### Extracted data

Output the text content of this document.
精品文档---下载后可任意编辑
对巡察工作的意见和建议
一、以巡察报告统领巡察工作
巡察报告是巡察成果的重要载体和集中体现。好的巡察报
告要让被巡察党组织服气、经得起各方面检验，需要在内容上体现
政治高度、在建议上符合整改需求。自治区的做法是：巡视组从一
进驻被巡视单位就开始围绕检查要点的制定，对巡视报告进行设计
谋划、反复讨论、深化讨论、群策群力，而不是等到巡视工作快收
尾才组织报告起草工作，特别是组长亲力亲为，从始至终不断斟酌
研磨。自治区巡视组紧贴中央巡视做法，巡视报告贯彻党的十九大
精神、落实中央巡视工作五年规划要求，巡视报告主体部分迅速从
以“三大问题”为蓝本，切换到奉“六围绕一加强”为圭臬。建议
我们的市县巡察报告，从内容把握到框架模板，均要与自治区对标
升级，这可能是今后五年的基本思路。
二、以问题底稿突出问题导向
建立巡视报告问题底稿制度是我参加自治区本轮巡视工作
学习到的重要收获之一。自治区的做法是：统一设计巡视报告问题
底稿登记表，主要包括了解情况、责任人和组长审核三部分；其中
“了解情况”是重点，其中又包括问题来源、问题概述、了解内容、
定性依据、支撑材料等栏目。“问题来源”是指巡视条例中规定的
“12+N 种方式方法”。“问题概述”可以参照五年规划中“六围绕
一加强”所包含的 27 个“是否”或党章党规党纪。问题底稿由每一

######

**Request**
From the data above, extract every line in its exact form.

**Exercise answer**
Output the text content of this document.
精品文档---下载后可任意编辑
对巡察工作的意见和建议
一、以巡察报告统领巡察工作
巡察报告是巡察成果的重要载体和集中体现。好的巡察报
告要让被巡察党组织服气、经得起各方面检验，需要在内容上体现
政治高度、在建议上符合整改需求。自治区的做法是：巡视组从一
进驻被巡视单位就开始围绕检查要点的制定，对巡视报告进行设计
谋划、反复讨论、深化讨论、群策群力，而不是等到巡视工作快收
尾才组织报告起草工作，特别是组长亲力亲为，从始至终不断斟酌
研磨。自治区巡视组紧贴中央巡视做法，巡视报告贯彻党的十九大
精神、落实中央巡视工作五年规划要求，巡视报告主体部分迅速从
以“三大问题”为蓝本，切换到奉“六围绕一加强”为圭臬。建议
我们的市县巡察报告，从内容把握到框架模板，均要与自治区对标
升级，这可能是今后五年的基本思路。
二、以问题底稿突出问题导向
建立巡视报告问题底稿制度是我参加自治区本轮巡视工作
学习到的重要收获之一。自治区的做法是：统一设计巡视报告问题
底稿登记表，主要包括了解情况、责任人和组长审核三部分；其中
“了解情况”是重点，其中又包括问题来源、问题概述、了解内容、
定性依据、支撑材料等栏目。“问题来源”是指巡视条例中规定的
“12+N 种方式方法”。“问题概述”可以参照五年规划中“六围绕
一加强”所包含的 27 个“是否”或党章党规党纪。问题底稿由每一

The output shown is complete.